## Gezeigte Einträge
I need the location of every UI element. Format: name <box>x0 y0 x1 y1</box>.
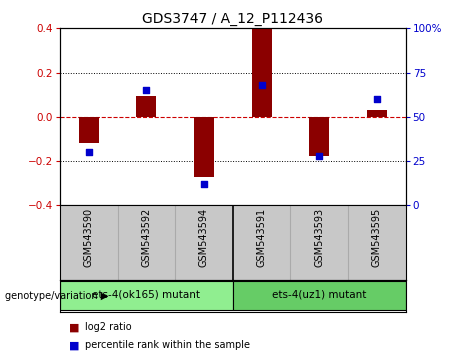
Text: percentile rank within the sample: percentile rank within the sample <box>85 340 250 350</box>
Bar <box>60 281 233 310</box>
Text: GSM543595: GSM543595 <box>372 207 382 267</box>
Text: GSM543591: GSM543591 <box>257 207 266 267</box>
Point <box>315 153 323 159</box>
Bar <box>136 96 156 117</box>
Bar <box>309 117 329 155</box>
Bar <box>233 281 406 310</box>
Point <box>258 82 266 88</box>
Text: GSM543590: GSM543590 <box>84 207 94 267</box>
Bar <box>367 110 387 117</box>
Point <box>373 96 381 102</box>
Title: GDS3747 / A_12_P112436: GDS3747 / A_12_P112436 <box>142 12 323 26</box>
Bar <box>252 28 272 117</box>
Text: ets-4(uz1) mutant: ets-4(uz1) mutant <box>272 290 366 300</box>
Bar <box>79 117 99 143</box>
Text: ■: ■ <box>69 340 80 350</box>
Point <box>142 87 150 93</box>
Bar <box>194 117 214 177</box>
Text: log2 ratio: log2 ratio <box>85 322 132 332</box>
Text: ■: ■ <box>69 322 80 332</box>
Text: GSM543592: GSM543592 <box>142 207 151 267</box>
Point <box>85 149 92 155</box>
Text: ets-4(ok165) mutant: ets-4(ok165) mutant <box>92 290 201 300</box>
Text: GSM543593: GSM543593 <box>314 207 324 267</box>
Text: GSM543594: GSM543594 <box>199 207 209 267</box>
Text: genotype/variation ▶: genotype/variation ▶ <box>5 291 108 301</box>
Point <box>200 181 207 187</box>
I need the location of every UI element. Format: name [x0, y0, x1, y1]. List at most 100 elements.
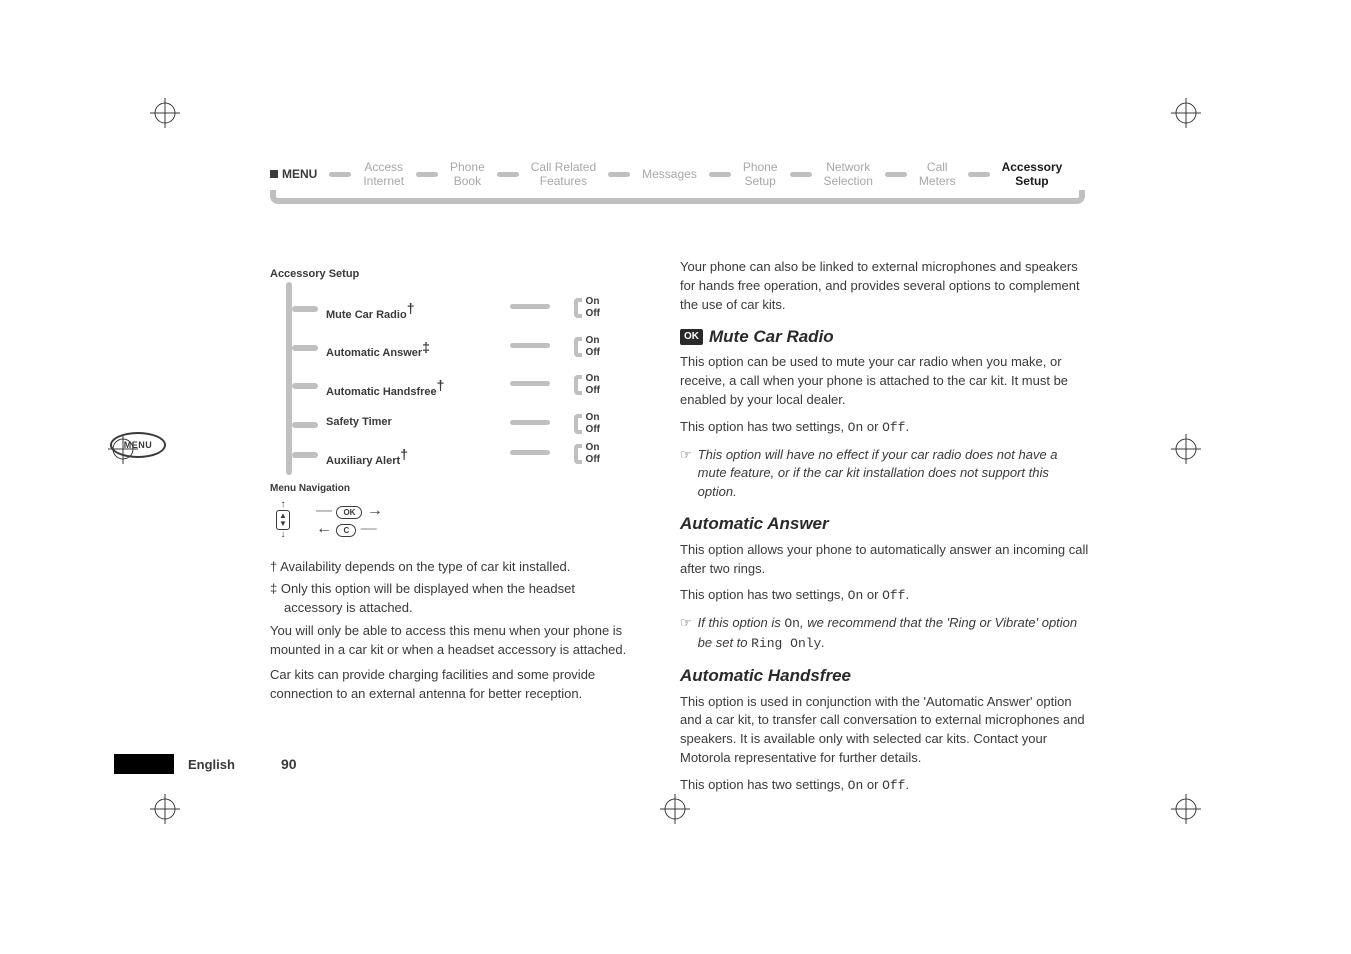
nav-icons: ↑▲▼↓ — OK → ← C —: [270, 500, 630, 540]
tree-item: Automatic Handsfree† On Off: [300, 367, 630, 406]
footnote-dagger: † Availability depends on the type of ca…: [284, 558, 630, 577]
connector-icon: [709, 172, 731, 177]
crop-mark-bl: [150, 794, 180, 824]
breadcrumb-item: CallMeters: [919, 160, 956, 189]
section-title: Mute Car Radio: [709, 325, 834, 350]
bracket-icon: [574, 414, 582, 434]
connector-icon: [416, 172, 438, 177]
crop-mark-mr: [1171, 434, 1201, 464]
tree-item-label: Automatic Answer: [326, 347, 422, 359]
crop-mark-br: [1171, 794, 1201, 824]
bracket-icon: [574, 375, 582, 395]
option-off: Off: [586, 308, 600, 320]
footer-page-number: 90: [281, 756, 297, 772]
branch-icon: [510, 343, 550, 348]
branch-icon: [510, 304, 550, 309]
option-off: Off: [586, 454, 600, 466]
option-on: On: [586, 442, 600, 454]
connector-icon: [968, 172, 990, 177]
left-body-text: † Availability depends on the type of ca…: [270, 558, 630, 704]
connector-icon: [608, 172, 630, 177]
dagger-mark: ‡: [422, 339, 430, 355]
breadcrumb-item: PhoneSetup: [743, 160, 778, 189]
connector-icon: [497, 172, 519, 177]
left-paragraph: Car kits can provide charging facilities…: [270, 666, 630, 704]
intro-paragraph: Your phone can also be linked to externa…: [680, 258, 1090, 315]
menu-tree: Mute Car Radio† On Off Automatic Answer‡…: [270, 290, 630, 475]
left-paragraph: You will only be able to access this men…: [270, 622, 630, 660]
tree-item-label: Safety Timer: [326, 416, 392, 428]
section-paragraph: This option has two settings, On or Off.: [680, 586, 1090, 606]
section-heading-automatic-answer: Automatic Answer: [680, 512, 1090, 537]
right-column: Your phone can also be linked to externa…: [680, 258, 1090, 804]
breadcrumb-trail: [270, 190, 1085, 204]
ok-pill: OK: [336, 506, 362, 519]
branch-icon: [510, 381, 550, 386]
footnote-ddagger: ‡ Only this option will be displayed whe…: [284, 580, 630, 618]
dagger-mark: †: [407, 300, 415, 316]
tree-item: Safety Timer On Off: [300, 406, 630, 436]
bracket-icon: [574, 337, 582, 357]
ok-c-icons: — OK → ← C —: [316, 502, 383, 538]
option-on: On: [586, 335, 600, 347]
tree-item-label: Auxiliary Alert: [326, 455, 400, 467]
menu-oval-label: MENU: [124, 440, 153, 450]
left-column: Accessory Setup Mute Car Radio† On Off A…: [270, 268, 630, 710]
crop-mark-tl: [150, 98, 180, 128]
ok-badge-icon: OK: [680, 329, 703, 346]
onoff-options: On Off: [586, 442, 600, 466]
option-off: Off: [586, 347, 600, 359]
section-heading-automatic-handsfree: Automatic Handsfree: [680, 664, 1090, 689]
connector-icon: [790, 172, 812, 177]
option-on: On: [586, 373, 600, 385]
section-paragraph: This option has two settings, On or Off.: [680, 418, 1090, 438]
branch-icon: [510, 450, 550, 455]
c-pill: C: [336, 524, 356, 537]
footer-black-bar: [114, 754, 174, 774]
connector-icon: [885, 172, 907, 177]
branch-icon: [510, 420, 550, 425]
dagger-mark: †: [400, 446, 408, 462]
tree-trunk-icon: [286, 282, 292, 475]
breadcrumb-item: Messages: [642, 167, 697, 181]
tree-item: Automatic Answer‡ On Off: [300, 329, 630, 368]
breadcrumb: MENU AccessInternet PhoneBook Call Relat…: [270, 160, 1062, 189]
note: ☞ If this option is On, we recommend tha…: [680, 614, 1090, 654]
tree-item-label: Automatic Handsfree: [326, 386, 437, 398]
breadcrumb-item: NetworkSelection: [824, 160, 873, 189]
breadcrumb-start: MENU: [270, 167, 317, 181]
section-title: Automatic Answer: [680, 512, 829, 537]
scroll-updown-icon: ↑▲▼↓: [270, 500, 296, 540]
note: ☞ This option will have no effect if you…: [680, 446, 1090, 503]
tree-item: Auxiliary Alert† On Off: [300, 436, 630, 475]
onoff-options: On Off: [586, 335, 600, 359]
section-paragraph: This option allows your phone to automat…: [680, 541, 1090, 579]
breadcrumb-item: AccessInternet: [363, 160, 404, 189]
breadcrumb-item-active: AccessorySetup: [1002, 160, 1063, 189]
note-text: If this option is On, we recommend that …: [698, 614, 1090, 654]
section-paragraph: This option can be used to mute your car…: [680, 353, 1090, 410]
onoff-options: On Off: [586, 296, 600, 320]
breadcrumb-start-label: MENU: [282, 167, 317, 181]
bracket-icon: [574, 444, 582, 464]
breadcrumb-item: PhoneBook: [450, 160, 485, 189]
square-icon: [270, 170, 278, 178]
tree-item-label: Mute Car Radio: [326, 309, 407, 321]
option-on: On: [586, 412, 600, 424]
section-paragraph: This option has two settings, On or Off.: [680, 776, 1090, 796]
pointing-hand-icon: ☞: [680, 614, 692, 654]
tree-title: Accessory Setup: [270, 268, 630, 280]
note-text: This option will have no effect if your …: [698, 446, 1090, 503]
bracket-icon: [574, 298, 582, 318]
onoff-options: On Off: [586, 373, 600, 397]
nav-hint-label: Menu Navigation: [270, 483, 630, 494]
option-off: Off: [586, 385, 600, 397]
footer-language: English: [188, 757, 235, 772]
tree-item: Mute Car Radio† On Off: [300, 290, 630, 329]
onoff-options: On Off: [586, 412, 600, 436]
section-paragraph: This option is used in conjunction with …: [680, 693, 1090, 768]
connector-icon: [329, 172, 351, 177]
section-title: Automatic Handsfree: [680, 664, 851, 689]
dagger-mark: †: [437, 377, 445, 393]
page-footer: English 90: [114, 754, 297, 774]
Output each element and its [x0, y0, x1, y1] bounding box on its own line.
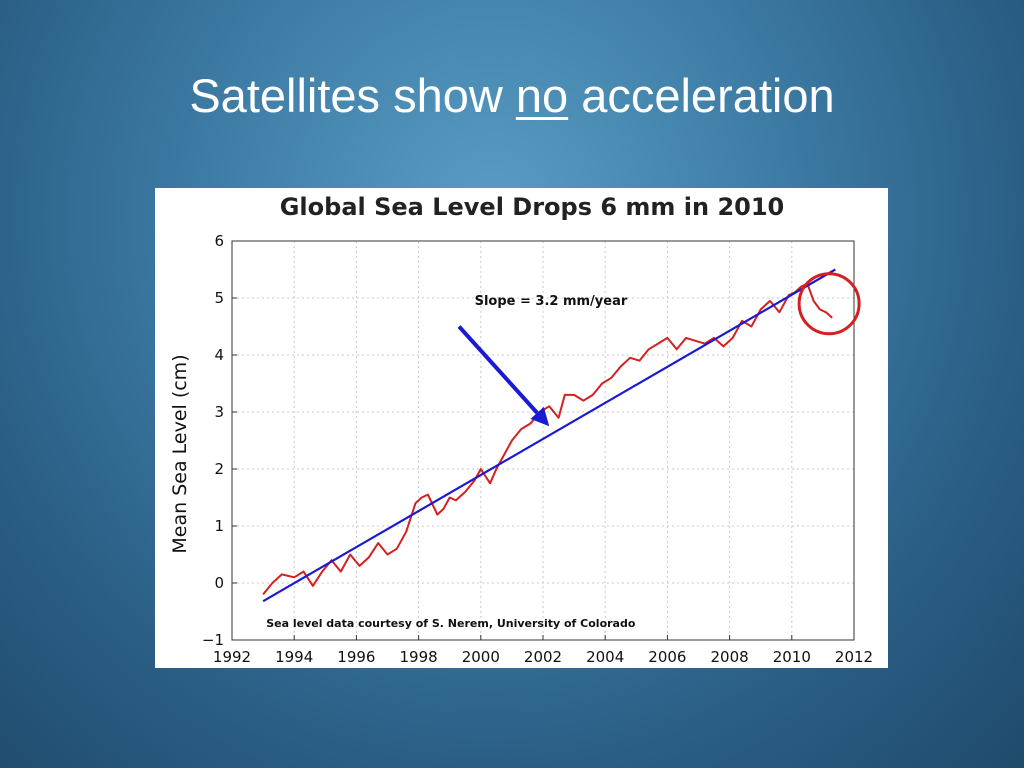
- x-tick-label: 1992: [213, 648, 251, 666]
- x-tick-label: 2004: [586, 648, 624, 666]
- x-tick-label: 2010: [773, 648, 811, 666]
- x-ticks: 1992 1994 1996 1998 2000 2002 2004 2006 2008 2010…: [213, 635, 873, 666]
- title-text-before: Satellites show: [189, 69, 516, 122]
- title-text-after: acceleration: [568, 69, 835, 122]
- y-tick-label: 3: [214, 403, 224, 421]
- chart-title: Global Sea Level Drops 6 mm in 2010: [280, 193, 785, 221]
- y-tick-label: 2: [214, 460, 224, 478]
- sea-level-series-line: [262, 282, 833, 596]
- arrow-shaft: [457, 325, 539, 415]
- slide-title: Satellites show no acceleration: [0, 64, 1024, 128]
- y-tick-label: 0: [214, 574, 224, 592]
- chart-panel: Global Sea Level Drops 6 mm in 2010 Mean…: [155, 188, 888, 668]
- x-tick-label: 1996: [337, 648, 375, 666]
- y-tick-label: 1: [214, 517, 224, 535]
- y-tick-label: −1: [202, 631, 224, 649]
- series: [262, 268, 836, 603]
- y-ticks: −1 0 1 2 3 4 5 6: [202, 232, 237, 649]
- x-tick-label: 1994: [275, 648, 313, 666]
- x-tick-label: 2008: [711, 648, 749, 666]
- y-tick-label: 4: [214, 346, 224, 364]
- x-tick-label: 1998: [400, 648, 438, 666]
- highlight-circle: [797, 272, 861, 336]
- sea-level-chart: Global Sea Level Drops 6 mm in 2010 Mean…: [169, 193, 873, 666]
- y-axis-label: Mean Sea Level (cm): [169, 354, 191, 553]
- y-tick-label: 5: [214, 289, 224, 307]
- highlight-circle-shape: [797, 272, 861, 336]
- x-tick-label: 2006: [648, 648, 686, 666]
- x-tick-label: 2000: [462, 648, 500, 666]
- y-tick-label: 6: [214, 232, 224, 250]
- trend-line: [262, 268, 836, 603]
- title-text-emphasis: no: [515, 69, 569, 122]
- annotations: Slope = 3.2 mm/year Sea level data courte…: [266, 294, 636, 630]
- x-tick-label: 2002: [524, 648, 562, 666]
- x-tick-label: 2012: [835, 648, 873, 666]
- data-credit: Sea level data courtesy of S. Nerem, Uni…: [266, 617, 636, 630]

## Ziel der Aufgabe
Schreib die Zeilen oben unverändert ab, von der Zeile mit „- x-tick-label: 1992: [213, 648, 251, 666]“ bis zur Zeile mit „- chart-panel: Global“, beide eingeschlossen.

## Lösung der Aufgabe
- x-tick-label: 1992: [213, 648, 251, 666]
- x-tick-label: 2004: [586, 648, 624, 666]
- x-tick-label: 2010: [773, 648, 811, 666]
- x-ticks: 1992 1994 1996 1998 2000 2002 2004 2006 2008 2010…: [213, 635, 873, 666]
- title-text-before: Satellites show: [189, 69, 516, 122]
- title-text-after: acceleration: [568, 69, 835, 122]
- y-tick-label: 3: [214, 403, 224, 421]
- chart-title: Global Sea Level Drops 6 mm in 2010: [280, 193, 785, 221]
- y-tick-label: 2: [214, 460, 224, 478]
- sea-level-series-line: [262, 282, 833, 596]
- arrow-shaft: [457, 325, 539, 415]
- slide-title: Satellites show no acceleration: [0, 64, 1024, 128]
- y-tick-label: 0: [214, 574, 224, 592]
- chart-panel: Global Sea Level Drops 6 mm in 2010 Mean…: [155, 188, 888, 668]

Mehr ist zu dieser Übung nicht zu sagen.